• _Do this_
Narrow the data below down to the lines containing "Christmas".

"""

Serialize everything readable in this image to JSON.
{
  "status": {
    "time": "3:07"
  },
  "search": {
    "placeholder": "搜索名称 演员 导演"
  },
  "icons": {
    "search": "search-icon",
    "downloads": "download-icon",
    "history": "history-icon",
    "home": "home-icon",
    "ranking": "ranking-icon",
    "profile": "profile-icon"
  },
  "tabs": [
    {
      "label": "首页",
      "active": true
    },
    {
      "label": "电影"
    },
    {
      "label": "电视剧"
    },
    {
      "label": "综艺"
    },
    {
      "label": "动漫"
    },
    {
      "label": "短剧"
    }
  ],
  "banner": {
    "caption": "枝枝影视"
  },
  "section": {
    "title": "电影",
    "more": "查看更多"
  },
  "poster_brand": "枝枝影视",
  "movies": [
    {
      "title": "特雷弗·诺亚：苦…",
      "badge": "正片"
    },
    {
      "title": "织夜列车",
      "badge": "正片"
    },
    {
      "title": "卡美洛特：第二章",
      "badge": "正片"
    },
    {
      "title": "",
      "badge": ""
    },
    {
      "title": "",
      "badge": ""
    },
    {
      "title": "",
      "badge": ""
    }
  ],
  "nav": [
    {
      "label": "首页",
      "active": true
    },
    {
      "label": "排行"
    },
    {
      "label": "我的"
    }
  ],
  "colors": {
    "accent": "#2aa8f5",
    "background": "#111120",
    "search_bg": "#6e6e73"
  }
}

"""
"""

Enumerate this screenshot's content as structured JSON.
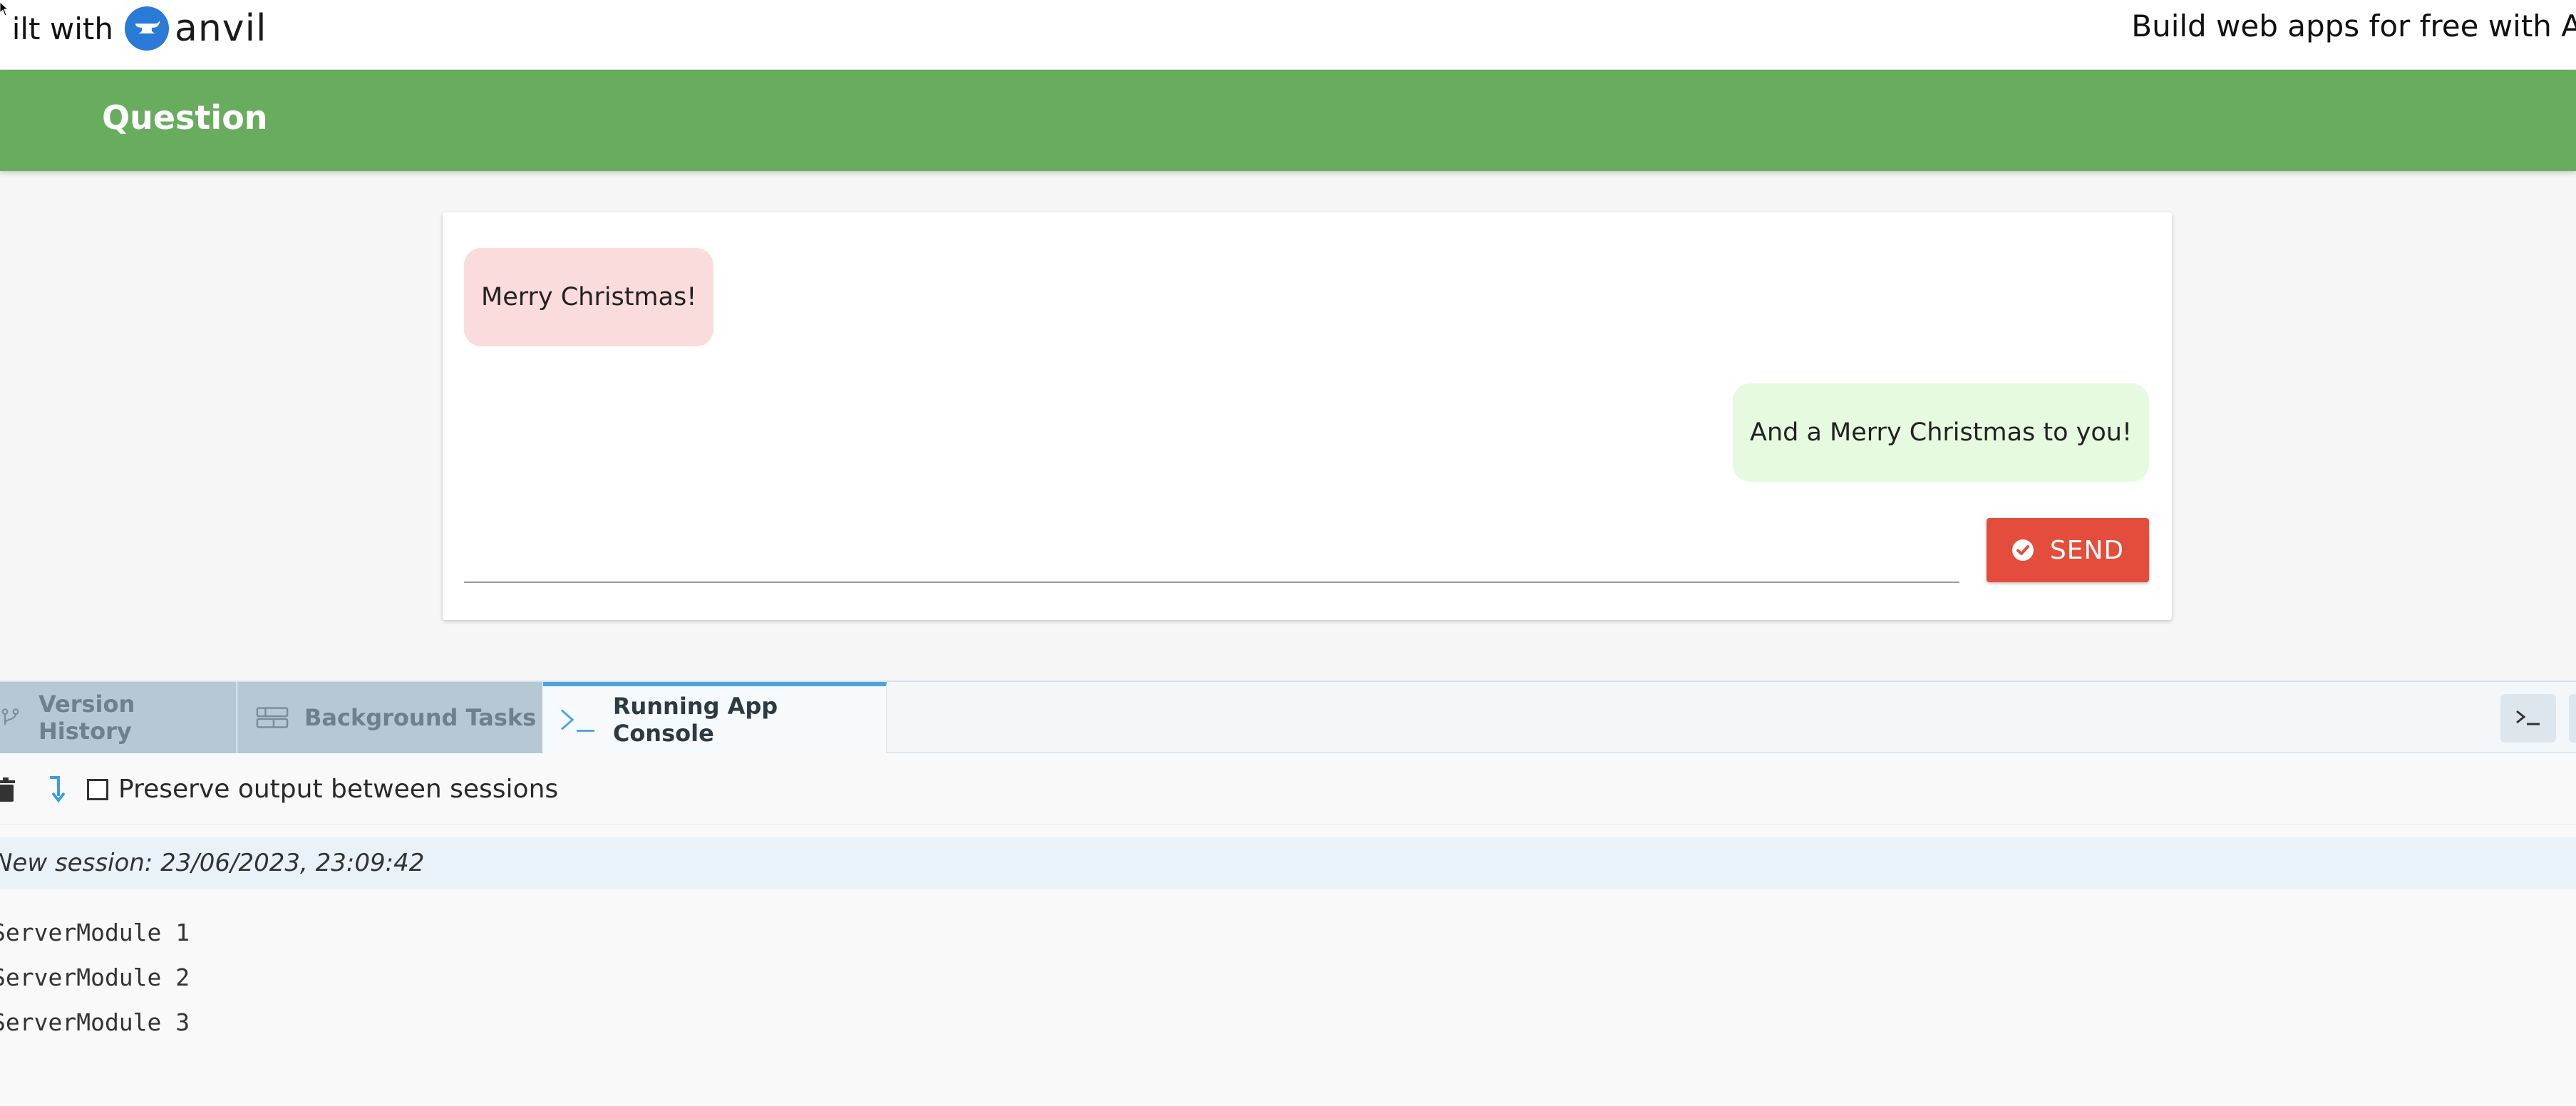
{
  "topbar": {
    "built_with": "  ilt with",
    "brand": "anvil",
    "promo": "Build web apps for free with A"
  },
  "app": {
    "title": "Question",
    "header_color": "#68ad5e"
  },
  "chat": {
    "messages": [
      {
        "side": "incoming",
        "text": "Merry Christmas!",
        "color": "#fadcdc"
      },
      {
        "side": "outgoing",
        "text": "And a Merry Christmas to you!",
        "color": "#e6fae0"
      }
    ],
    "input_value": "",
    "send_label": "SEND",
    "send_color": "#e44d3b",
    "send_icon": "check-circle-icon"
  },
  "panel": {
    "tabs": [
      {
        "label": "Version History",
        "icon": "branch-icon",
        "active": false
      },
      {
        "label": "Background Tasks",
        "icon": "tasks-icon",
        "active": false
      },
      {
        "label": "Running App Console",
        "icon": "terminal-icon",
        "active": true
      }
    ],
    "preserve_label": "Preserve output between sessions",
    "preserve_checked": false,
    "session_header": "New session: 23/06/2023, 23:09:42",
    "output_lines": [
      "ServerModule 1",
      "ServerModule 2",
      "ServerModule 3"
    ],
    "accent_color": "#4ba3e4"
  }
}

"""

• _Answer to the task_
        "text": "Merry Christmas!",
        "text": "And a Merry Christmas to you!",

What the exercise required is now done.